### DATASET ENTRIES
——
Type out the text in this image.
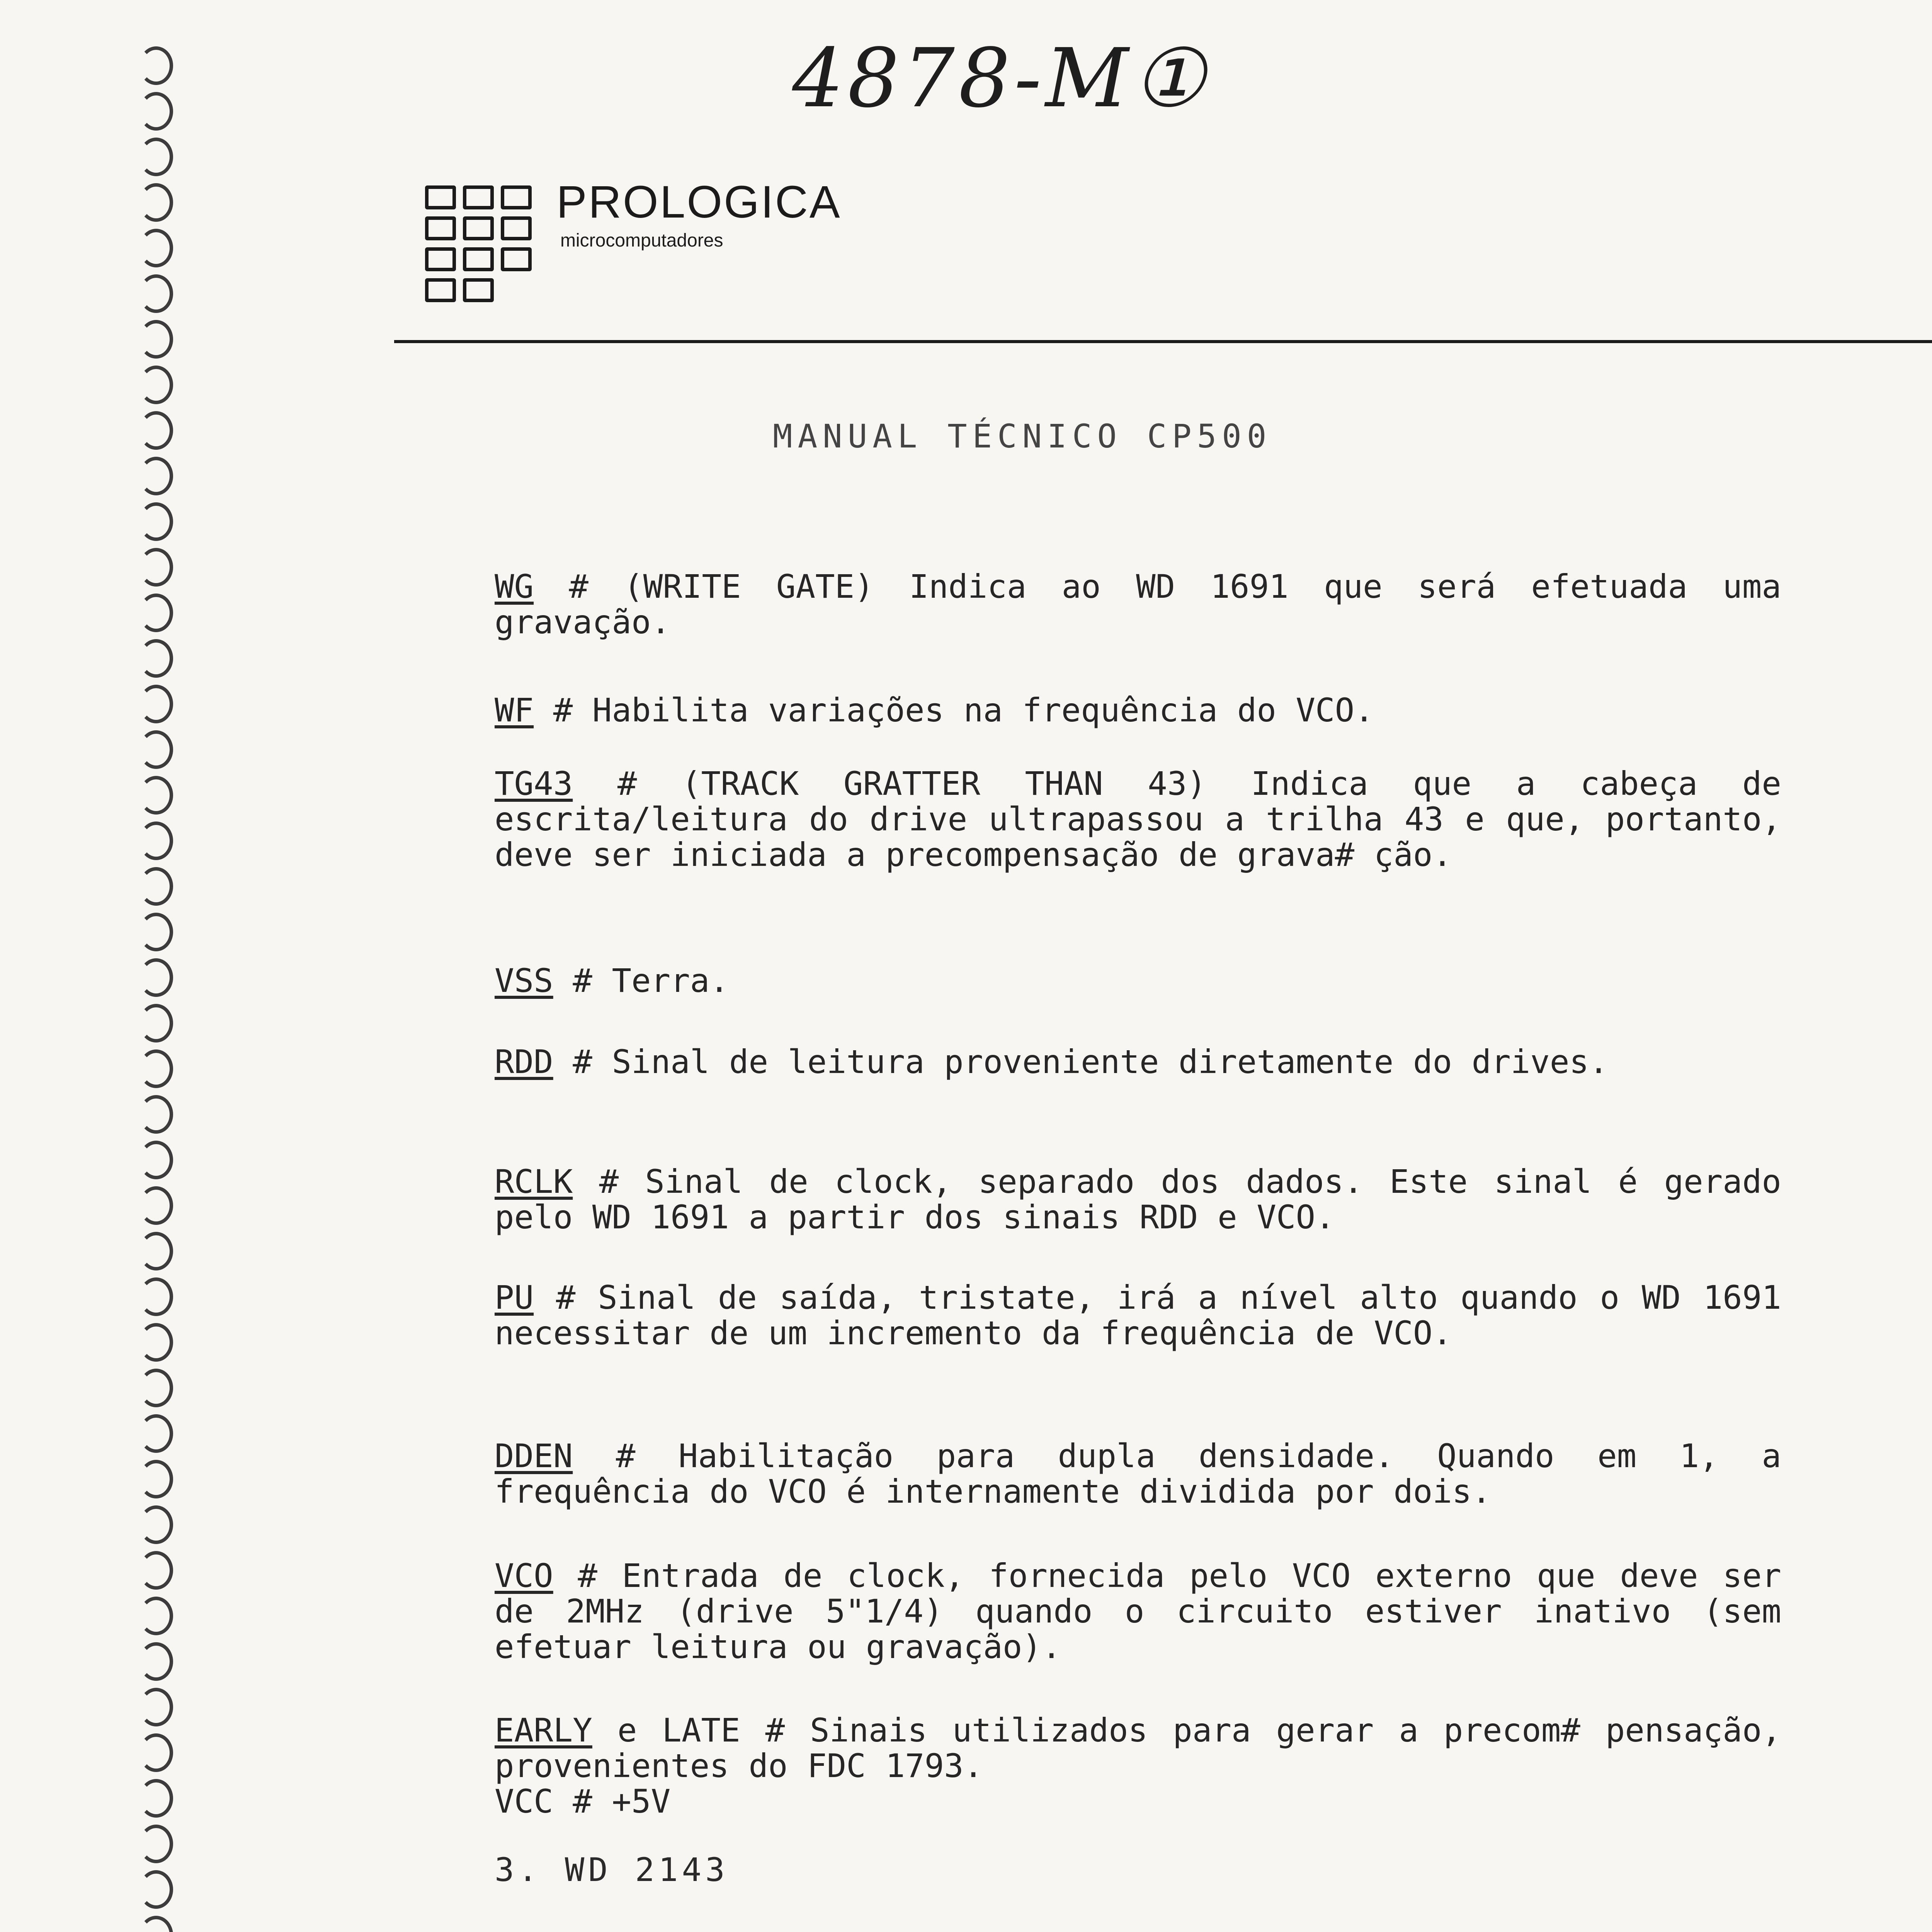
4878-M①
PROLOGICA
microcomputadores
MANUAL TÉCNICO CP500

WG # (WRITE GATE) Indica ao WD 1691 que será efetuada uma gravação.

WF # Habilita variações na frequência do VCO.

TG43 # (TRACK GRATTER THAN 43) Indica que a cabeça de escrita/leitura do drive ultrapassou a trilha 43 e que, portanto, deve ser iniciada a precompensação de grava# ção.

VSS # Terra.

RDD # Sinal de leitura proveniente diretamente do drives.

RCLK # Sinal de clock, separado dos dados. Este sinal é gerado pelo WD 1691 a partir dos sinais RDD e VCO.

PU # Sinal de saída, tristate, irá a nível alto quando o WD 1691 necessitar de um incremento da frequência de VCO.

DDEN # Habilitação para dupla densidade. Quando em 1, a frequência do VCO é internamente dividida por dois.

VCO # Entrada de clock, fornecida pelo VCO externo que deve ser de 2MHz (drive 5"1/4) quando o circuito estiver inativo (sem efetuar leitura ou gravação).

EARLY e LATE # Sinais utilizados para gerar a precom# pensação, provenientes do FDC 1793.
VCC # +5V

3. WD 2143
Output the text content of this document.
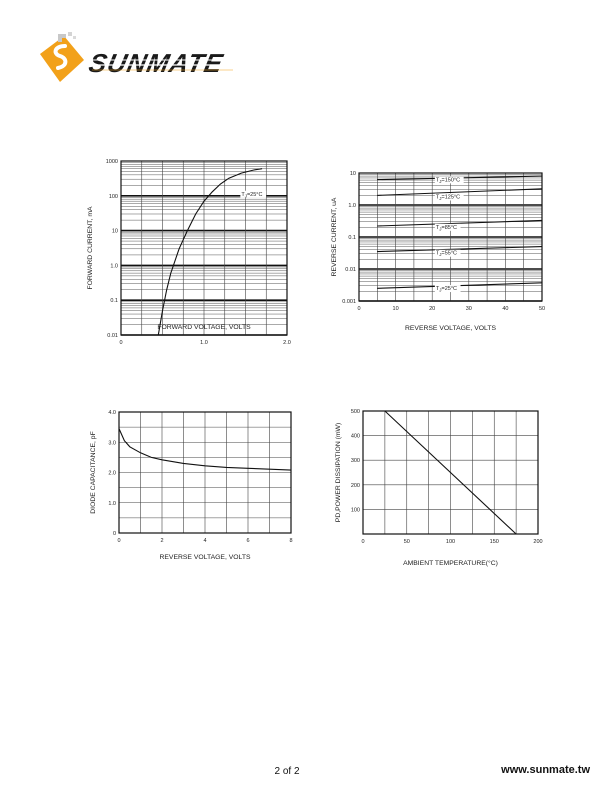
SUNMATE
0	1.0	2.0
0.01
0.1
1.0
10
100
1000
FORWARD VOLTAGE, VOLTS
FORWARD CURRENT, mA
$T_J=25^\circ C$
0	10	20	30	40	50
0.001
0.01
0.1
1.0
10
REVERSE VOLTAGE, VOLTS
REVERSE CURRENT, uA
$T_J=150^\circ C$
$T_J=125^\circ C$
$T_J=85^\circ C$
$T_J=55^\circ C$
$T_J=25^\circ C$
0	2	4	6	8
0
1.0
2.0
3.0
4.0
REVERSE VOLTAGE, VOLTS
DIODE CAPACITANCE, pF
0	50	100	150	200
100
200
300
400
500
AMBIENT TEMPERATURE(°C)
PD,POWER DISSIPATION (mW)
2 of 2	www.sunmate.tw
——
### TASK
Above are records with pictures; repeat the records exactly and leave the pictures out.

### SOLUTION TO THIS TASK
Type out the text in this image.
4878-M①
PROLOGICA
microcomputadores
MANUAL TÉCNICO CP500

WG # (WRITE GATE) Indica ao WD 1691 que será efetuada uma gravação.

WF # Habilita variações na frequência do VCO.

TG43 # (TRACK GRATTER THAN 43) Indica que a cabeça de escrita/leitura do drive ultrapassou a trilha 43 e que, portanto, deve ser iniciada a precompensação de grava# ção.

VSS # Terra.

RDD # Sinal de leitura proveniente diretamente do drives.

RCLK # Sinal de clock, separado dos dados. Este sinal é gerado pelo WD 1691 a partir dos sinais RDD e VCO.

PU # Sinal de saída, tristate, irá a nível alto quando o WD 1691 necessitar de um incremento da frequência de VCO.

DDEN # Habilitação para dupla densidade. Quando em 1, a frequência do VCO é internamente dividida por dois.

VCO # Entrada de clock, fornecida pelo VCO externo que deve ser de 2MHz (drive 5"1/4) quando o circuito estiver inativo (sem efetuar leitura ou gravação).

EARLY e LATE # Sinais utilizados para gerar a precom# pensação, provenientes do FDC 1793.
VCC # +5V

3. WD 2143
Output the text content of this document.
SUNMATE
0	1.0	2.0
0.01
0.1
1.0
10
100
1000
FORWARD VOLTAGE, VOLTS
FORWARD CURRENT, mA
$T_J=25^\circ C$
0	10	20	30	40	50
0.001
0.01
0.1
1.0
10
REVERSE VOLTAGE, VOLTS
REVERSE CURRENT, uA
$T_J=150^\circ C$
$T_J=125^\circ C$
$T_J=85^\circ C$
$T_J=55^\circ C$
$T_J=25^\circ C$
0	2	4	6	8
0
1.0
2.0
3.0
4.0
REVERSE VOLTAGE, VOLTS
DIODE CAPACITANCE, pF
0	50	100	150	200
100
200
300
400
500
AMBIENT TEMPERATURE(°C)
PD,POWER DISSIPATION (mW)
2 of 2	www.sunmate.tw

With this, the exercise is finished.